>> start Material
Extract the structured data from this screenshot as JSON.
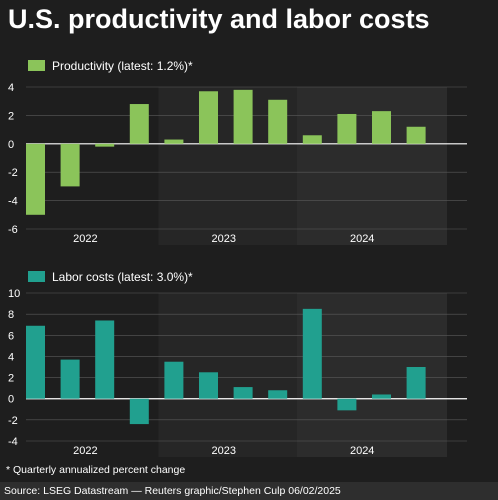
{
  "title": "U.S. productivity and labor costs",
  "footnote": "* Quarterly annualized percent change",
  "source": "Source: LSEG Datastream — Reuters graphic/Stephen Culp  06/02/2025",
  "colors": {
    "productivity": "#8bc45a",
    "labor_costs": "#21a08f",
    "background": "#1e1e1e",
    "band": "#2a2a2a",
    "grid": "#5a5a5a"
  },
  "chart_data": [
    {
      "type": "bar",
      "legend": "Productivity (latest: 1.2%)*",
      "categories": [
        "2022 Q1",
        "2022 Q2",
        "2022 Q3",
        "2022 Q4",
        "2023 Q1",
        "2023 Q2",
        "2023 Q3",
        "2023 Q4",
        "2024 Q1",
        "2024 Q2",
        "2024 Q3",
        "2024 Q4"
      ],
      "year_labels": [
        "2022",
        "2023",
        "2024"
      ],
      "values": [
        -5.0,
        -3.0,
        -0.2,
        2.8,
        0.3,
        3.7,
        3.8,
        3.1,
        0.6,
        2.1,
        2.3,
        1.2
      ],
      "ylim": [
        -6,
        4
      ],
      "yticks": [
        4,
        2,
        0,
        -2,
        -4,
        -6
      ],
      "grid": true,
      "legend_position": "top-left"
    },
    {
      "type": "bar",
      "legend": "Labor costs (latest: 3.0%)*",
      "categories": [
        "2022 Q1",
        "2022 Q2",
        "2022 Q3",
        "2022 Q4",
        "2023 Q1",
        "2023 Q2",
        "2023 Q3",
        "2023 Q4",
        "2024 Q1",
        "2024 Q2",
        "2024 Q3",
        "2024 Q4"
      ],
      "year_labels": [
        "2022",
        "2023",
        "2024"
      ],
      "values": [
        6.9,
        3.7,
        7.4,
        -2.4,
        3.5,
        2.5,
        1.1,
        0.8,
        8.5,
        -1.1,
        0.4,
        3.0
      ],
      "ylim": [
        -4,
        10
      ],
      "yticks": [
        10,
        8,
        6,
        4,
        2,
        0,
        -2,
        -4
      ],
      "grid": true,
      "legend_position": "top-left"
    }
  ]
}
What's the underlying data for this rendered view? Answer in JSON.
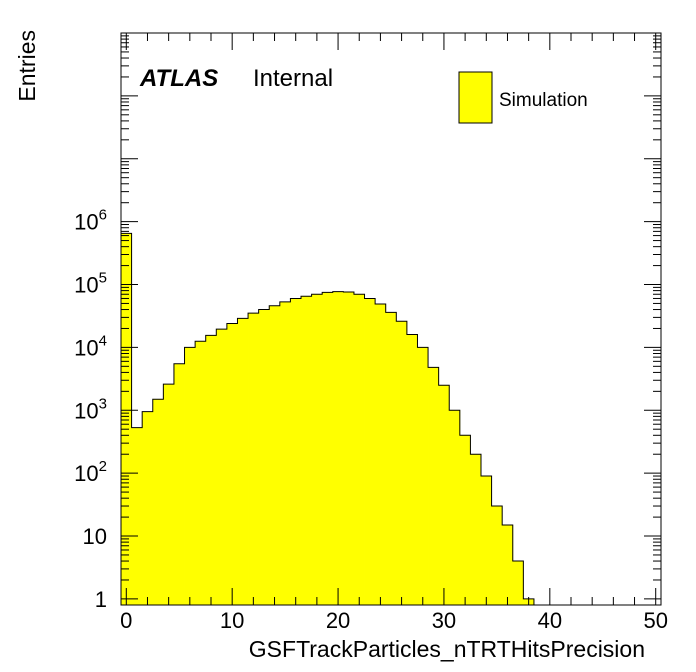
{
  "chart_data": {
    "type": "bar",
    "style": "histogram",
    "xlabel": "GSFTrackParticles_nTRTHitsPrecision",
    "ylabel": "Entries",
    "xlim": [
      -0.5,
      50.5
    ],
    "ylim": [
      0.8,
      1000000000
    ],
    "yscale": "log",
    "bin_width": 1,
    "x_ticks": [
      {
        "value": 0,
        "label": "0"
      },
      {
        "value": 10,
        "label": "10"
      },
      {
        "value": 20,
        "label": "20"
      },
      {
        "value": 30,
        "label": "30"
      },
      {
        "value": 40,
        "label": "40"
      },
      {
        "value": 50,
        "label": "50"
      }
    ],
    "y_ticks": [
      {
        "value": 1,
        "base": "1",
        "exp": ""
      },
      {
        "value": 10,
        "base": "10",
        "exp": ""
      },
      {
        "value": 100,
        "base": "10",
        "exp": "2"
      },
      {
        "value": 1000,
        "base": "10",
        "exp": "3"
      },
      {
        "value": 10000,
        "base": "10",
        "exp": "4"
      },
      {
        "value": 100000,
        "base": "10",
        "exp": "5"
      },
      {
        "value": 1000000,
        "base": "10",
        "exp": "6"
      }
    ],
    "fill_color": "#ffff00",
    "line_color": "#000000",
    "annotations": {
      "experiment": "ATLAS",
      "status": "Internal"
    },
    "legend": {
      "placement": "top-right",
      "entries": [
        "Simulation"
      ]
    },
    "series": [
      {
        "name": "Simulation",
        "bin_centers": [
          0,
          1,
          2,
          3,
          4,
          5,
          6,
          7,
          8,
          9,
          10,
          11,
          12,
          13,
          14,
          15,
          16,
          17,
          18,
          19,
          20,
          21,
          22,
          23,
          24,
          25,
          26,
          27,
          28,
          29,
          30,
          31,
          32,
          33,
          34,
          35,
          36,
          37,
          38,
          39,
          40,
          41,
          42,
          43,
          44,
          45,
          46,
          47,
          48,
          49,
          50
        ],
        "values": [
          650000,
          530,
          950,
          1500,
          2600,
          5500,
          10000,
          12500,
          15500,
          19500,
          24000,
          29000,
          35000,
          40000,
          46000,
          53000,
          60000,
          65000,
          70000,
          75000,
          77000,
          76000,
          70000,
          60000,
          49000,
          36000,
          26000,
          16000,
          10000,
          4800,
          2500,
          1000,
          400,
          200,
          90,
          30,
          15,
          4,
          1,
          0,
          0,
          0,
          0,
          0,
          0,
          0,
          0,
          0,
          0,
          0,
          0
        ]
      }
    ]
  }
}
>> end Material
== Goal of the exercise ==
Look through the material and copy each line that has "JSON".

== Solution for this task ==
Extract the structured data from this screenshot as JSON.
What's the underlying data for this rendered view? Answer in JSON.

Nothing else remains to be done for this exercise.